::: Material provided
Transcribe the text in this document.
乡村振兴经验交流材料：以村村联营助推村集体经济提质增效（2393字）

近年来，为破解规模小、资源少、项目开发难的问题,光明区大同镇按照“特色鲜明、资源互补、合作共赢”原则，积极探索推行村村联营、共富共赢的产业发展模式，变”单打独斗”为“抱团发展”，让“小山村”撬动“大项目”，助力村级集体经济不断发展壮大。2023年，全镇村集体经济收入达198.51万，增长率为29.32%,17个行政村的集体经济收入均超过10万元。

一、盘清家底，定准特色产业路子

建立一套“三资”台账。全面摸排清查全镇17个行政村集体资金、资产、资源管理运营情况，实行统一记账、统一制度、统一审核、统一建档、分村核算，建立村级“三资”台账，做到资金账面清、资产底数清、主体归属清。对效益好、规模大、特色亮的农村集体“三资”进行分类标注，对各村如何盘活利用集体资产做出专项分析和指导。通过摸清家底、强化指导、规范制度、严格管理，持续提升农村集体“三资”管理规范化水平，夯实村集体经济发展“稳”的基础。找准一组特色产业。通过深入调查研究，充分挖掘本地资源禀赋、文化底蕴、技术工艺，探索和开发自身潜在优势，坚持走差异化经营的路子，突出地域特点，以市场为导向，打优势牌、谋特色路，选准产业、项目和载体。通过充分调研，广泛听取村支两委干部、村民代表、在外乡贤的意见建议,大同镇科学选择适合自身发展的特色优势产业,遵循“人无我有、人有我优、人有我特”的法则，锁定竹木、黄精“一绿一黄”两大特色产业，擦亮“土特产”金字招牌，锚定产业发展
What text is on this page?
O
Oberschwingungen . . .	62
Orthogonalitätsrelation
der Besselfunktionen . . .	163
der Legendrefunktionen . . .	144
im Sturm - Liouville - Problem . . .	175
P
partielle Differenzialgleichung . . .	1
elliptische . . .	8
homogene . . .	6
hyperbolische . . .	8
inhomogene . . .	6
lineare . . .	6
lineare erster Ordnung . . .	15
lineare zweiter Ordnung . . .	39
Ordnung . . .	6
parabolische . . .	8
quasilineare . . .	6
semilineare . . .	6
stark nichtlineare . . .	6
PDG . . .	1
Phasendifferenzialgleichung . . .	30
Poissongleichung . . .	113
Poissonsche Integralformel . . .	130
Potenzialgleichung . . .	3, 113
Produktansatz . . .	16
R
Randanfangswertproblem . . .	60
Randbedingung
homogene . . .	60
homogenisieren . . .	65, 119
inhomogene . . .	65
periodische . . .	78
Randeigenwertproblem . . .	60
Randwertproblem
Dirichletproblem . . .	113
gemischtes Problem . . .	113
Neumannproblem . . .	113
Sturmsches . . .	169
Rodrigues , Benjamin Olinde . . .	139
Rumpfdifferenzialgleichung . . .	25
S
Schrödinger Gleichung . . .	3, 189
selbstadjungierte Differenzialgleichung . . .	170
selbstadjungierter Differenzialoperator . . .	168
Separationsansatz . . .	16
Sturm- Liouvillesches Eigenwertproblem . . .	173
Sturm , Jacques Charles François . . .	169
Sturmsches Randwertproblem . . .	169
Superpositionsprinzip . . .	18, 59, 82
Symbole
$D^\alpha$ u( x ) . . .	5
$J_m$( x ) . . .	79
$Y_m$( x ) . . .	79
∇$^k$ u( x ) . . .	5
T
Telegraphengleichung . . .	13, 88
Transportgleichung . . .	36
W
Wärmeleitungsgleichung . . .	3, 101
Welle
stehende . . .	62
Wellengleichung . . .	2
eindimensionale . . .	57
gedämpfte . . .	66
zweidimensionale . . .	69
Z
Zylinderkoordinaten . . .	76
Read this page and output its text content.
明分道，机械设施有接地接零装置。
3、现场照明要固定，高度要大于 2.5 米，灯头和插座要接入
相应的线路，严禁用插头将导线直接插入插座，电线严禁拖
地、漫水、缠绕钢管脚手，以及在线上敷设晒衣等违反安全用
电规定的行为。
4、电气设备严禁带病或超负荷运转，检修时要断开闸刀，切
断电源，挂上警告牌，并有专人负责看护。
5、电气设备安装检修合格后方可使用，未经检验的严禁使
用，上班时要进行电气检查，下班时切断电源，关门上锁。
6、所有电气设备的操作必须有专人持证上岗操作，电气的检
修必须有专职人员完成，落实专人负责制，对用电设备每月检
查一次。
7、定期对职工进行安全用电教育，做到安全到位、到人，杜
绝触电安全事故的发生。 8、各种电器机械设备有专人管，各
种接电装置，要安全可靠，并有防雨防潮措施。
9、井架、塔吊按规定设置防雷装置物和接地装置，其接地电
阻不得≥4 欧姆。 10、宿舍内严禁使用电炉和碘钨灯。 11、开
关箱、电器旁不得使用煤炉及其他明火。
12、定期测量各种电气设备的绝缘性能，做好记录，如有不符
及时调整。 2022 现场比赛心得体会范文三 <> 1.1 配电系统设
::::::
Write out the full listing, keeping every line exactly as it is.

Transcribe the text in this document.
乡村振兴经验交流材料：以村村联营助推村集体经济提质增效（2393字）

近年来，为破解规模小、资源少、项目开发难的问题,光明区大同镇按照“特色鲜明、资源互补、合作共赢”原则，积极探索推行村村联营、共富共赢的产业发展模式，变”单打独斗”为“抱团发展”，让“小山村”撬动“大项目”，助力村级集体经济不断发展壮大。2023年，全镇村集体经济收入达198.51万，增长率为29.32%,17个行政村的集体经济收入均超过10万元。

一、盘清家底，定准特色产业路子

建立一套“三资”台账。全面摸排清查全镇17个行政村集体资金、资产、资源管理运营情况，实行统一记账、统一制度、统一审核、统一建档、分村核算，建立村级“三资”台账，做到资金账面清、资产底数清、主体归属清。对效益好、规模大、特色亮的农村集体“三资”进行分类标注，对各村如何盘活利用集体资产做出专项分析和指导。通过摸清家底、强化指导、规范制度、严格管理，持续提升农村集体“三资”管理规范化水平，夯实村集体经济发展“稳”的基础。找准一组特色产业。通过深入调查研究，充分挖掘本地资源禀赋、文化底蕴、技术工艺，探索和开发自身潜在优势，坚持走差异化经营的路子，突出地域特点，以市场为导向，打优势牌、谋特色路，选准产业、项目和载体。通过充分调研，广泛听取村支两委干部、村民代表、在外乡贤的意见建议,大同镇科学选择适合自身发展的特色优势产业,遵循“人无我有、人有我优、人有我特”的法则，锁定竹木、黄精“一绿一黄”两大特色产业，擦亮“土特产”金字招牌，锚定产业发展
What text is on this page?
O
Oberschwingungen . . .	62
Orthogonalitätsrelation
der Besselfunktionen . . .	163
der Legendrefunktionen . . .	144
im Sturm - Liouville - Problem . . .	175
P
partielle Differenzialgleichung . . .	1
elliptische . . .	8
homogene . . .	6
hyperbolische . . .	8
inhomogene . . .	6
lineare . . .	6
lineare erster Ordnung . . .	15
lineare zweiter Ordnung . . .	39
Ordnung . . .	6
parabolische . . .	8
quasilineare . . .	6
semilineare . . .	6
stark nichtlineare . . .	6
PDG . . .	1
Phasendifferenzialgleichung . . .	30
Poissongleichung . . .	113
Poissonsche Integralformel . . .	130
Potenzialgleichung . . .	3, 113
Produktansatz . . .	16
R
Randanfangswertproblem . . .	60
Randbedingung
homogene . . .	60
homogenisieren . . .	65, 119
inhomogene . . .	65
periodische . . .	78
Randeigenwertproblem . . .	60
Randwertproblem
Dirichletproblem . . .	113
gemischtes Problem . . .	113
Neumannproblem . . .	113
Sturmsches . . .	169
Rodrigues , Benjamin Olinde . . .	139
Rumpfdifferenzialgleichung . . .	25
S
Schrödinger Gleichung . . .	3, 189
selbstadjungierte Differenzialgleichung . . .	170
selbstadjungierter Differenzialoperator . . .	168
Separationsansatz . . .	16
Sturm- Liouvillesches Eigenwertproblem . . .	173
Sturm , Jacques Charles François . . .	169
Sturmsches Randwertproblem . . .	169
Superpositionsprinzip . . .	18, 59, 82
Symbole
$D^\alpha$ u( x ) . . .	5
$J_m$( x ) . . .	79
$Y_m$( x ) . . .	79
∇$^k$ u( x ) . . .	5
T
Telegraphengleichung . . .	13, 88
Transportgleichung . . .	36
W
Wärmeleitungsgleichung . . .	3, 101
Welle
stehende . . .	62
Wellengleichung . . .	2
eindimensionale . . .	57
gedämpfte . . .	66
zweidimensionale . . .	69
Z
Zylinderkoordinaten . . .	76
Read this page and output its text content.
明分道，机械设施有接地接零装置。
3、现场照明要固定，高度要大于 2.5 米，灯头和插座要接入
相应的线路，严禁用插头将导线直接插入插座，电线严禁拖
地、漫水、缠绕钢管脚手，以及在线上敷设晒衣等违反安全用
电规定的行为。
4、电气设备严禁带病或超负荷运转，检修时要断开闸刀，切
断电源，挂上警告牌，并有专人负责看护。
5、电气设备安装检修合格后方可使用，未经检验的严禁使
用，上班时要进行电气检查，下班时切断电源，关门上锁。
6、所有电气设备的操作必须有专人持证上岗操作，电气的检
修必须有专职人员完成，落实专人负责制，对用电设备每月检
查一次。
7、定期对职工进行安全用电教育，做到安全到位、到人，杜
绝触电安全事故的发生。 8、各种电器机械设备有专人管，各
种接电装置，要安全可靠，并有防雨防潮措施。
9、井架、塔吊按规定设置防雷装置物和接地装置，其接地电
阻不得≥4 欧姆。 10、宿舍内严禁使用电炉和碘钨灯。 11、开
关箱、电器旁不得使用煤炉及其他明火。
12、定期测量各种电气设备的绝缘性能，做好记录，如有不符
及时调整。 2022 现场比赛心得体会范文三 <> 1.1 配电系统设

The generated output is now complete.